● Исходный текст:
История германского народа с древности и до Меровингов - Карл Лампрехт
Шрифт:
Интервал:
Закладка:
Остатков литературы до нас, конечно, не дошло; то, что писалось, имело, вероятно, по большей части, теологическое содержание и после победы, одержанной ортодоксией, затерялось.
Но языком общественной жизни, за исключением, может быть, военной, был, конечно, латинский; его можно было слышать во всех купеческих конторах, он употреблялся во всех торжественных грамотах, и естественно поэтому, что все знатные германцы хоть поверхностно понимали этот язык. Но тот, кто претендовал на утонченную образованность, учился также и греческому, все еще всемирному языку стран, окаймлявших Средиземное море; Амаласвинта (Amalaswintha) свободно говорил по-гречески, так же как и по-латыни, а Теодагад (Tteodahad), в часы, свободные от правительственных трудов, изучал сочинения Платона.
Родная речь не была, однако, забытою, по крайней мере среди остготского и вандальского дворянства, даже литературный вкус и обычай, по-видимому, остались национальными. Так было, во всяком случае, у вандалов. Когда поэт Эмилий Драконций воспевает чужих героев, – вероятно, восточноримских, – это навлекает на него немилость короля Гунтамунда (Gunthamund), который тяжко наказывает поэта и держит его в заключении до тех пор, пока тот, раскаявшись, дает обещание воспевать короля: такое высокое значение придавал король – этот истый германец – посмертной славе, даваемой песнями поэта.
Но рядом с такими, вероятно, разрозненными, стремлениями, в государствах восточных германцев наступил, вызванный исключительно римскими влияниями, вторичный расцвет римской мировой литературы. Она отличалась, однако, вполне провинциальиым характером: в своих явлениях она не обусловливается возникновением и судьбами германских государств и живет исключительно римскими интересами, видоизменяющимися только по форме в разных местах. Наименее ясно охарактеризованная в Италии, кокетливая и переполненная громкою риторикой в стране вестготов, в Африке энергичная и склонная к пламенному пафосу, эта литература, в период своего высшего развития, принадлежит, преимущественно, к теологической области; Фульгенций, Боэций, Кассиодор; Орозий, Тертулиан; Аполлинарий Сидонский – вот наиболее славные ее имена. В Италии уже при остготах, немногим позднее в Южной Галлии и Испании литература эта приходит в совершенный упадок и разменивается на составление компендиумов и фабрикацию словарей и таблиц, она передает в сокращенной форме духовные богатства классического мира Средним векам и, несмотря на свою сухость, приобретает, благодаря своим посредническим услугам, такое значение для позднейших времен, которое не соответствовало ее внутренним достоинствам; этот период упадка имеет своим типичным представителем Исидора Севильского.

● Поставленное задание: Перечислите все имена, которые исходный текст выше называет наиболее славными именами литературы, расцветшей в государствах восточных германцев.

● Предоставленные данные:

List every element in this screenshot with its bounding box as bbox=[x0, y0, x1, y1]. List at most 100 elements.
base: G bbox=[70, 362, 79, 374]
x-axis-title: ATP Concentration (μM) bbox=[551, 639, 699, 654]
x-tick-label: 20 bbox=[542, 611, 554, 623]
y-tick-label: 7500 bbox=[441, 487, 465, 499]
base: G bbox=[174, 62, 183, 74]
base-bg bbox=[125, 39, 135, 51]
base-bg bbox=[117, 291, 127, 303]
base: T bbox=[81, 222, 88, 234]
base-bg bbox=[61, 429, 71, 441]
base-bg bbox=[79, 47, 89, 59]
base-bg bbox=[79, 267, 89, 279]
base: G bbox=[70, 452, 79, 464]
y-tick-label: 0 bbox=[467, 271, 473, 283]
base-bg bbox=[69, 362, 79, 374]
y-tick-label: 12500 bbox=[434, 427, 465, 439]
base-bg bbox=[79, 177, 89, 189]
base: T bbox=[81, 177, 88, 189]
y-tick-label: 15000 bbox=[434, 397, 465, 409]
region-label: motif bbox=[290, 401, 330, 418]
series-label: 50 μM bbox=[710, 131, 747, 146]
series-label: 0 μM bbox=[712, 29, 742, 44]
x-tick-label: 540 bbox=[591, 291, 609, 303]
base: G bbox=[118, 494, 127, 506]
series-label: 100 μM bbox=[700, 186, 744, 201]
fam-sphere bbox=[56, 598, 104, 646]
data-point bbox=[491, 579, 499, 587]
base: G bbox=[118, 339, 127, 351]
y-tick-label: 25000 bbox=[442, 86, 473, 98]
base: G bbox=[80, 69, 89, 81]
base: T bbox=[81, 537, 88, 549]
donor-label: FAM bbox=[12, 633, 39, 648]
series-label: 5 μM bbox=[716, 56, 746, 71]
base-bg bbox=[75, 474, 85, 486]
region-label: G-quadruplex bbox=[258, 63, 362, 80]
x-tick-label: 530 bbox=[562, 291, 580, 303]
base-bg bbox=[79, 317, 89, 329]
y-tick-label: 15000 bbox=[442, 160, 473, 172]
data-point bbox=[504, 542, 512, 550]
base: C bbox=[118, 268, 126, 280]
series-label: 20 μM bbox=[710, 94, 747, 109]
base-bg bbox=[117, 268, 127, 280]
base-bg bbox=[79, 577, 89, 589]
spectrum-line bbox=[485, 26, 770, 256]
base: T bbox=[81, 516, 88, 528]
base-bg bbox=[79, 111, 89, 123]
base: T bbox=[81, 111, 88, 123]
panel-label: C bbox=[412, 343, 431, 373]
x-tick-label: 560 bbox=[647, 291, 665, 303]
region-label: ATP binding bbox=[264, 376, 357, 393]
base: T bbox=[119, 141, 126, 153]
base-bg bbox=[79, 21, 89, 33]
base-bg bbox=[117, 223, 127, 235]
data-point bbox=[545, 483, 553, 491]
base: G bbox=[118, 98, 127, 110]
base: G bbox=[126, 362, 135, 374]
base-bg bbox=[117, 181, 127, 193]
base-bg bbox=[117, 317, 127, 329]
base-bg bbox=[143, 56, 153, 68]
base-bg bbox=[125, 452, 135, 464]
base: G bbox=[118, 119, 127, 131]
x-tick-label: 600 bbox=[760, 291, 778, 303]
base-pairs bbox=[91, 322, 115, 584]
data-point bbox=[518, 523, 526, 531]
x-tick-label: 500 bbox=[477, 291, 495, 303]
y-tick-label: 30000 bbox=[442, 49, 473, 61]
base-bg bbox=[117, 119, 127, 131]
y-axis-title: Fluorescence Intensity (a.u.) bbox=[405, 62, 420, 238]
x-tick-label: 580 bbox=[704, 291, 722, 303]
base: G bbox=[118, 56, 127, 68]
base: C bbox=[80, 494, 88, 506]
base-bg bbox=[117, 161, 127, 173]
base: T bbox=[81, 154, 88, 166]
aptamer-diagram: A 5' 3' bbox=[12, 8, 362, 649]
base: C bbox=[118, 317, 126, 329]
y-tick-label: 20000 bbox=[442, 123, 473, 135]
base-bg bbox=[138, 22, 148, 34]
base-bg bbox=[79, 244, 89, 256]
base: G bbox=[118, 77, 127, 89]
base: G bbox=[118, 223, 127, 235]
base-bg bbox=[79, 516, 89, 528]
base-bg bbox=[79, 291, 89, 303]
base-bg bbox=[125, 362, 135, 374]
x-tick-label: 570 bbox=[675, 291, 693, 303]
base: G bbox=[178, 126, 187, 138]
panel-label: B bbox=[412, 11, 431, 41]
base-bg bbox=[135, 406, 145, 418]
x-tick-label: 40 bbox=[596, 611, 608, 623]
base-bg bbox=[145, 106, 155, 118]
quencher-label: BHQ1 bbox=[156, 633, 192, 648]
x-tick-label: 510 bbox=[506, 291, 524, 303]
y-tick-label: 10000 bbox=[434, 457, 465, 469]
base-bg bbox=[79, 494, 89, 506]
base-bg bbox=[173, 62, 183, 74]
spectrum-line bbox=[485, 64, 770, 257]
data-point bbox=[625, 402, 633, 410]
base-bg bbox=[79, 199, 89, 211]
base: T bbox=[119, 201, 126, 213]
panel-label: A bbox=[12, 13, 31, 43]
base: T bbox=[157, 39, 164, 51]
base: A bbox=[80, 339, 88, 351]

● Выполненное задание: Фульгенций, Боэций, Кассиодор, Орозий, Тертулиан, Аполлинарий Сидонский.